» **STATED TASK**
Pick every line from the data that holds the word "user".

» **TASK INPUTS**
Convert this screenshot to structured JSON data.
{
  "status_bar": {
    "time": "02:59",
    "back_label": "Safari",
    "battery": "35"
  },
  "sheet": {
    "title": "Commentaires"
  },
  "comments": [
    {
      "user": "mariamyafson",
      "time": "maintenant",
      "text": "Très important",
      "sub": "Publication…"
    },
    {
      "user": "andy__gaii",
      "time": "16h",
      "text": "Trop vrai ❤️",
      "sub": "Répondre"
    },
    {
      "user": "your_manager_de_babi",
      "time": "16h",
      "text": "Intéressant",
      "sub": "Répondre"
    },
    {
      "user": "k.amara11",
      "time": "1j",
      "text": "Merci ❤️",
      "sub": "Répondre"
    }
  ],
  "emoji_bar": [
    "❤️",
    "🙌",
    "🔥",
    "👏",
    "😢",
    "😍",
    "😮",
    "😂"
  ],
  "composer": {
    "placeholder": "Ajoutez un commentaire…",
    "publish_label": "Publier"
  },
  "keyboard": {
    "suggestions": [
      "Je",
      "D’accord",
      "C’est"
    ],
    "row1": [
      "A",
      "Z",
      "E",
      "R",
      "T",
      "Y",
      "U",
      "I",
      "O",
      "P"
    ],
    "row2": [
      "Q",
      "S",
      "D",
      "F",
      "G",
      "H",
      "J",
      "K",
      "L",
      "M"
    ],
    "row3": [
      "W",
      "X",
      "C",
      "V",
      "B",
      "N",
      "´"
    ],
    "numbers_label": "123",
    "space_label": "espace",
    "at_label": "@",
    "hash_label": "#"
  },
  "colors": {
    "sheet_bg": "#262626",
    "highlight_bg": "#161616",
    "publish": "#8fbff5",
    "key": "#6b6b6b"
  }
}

» **TASK ANSWER**
      "user": "mariamyafson",
      "user": "andy__gaii",
      "user": "your_manager_de_babi",
      "user": "k.amara11",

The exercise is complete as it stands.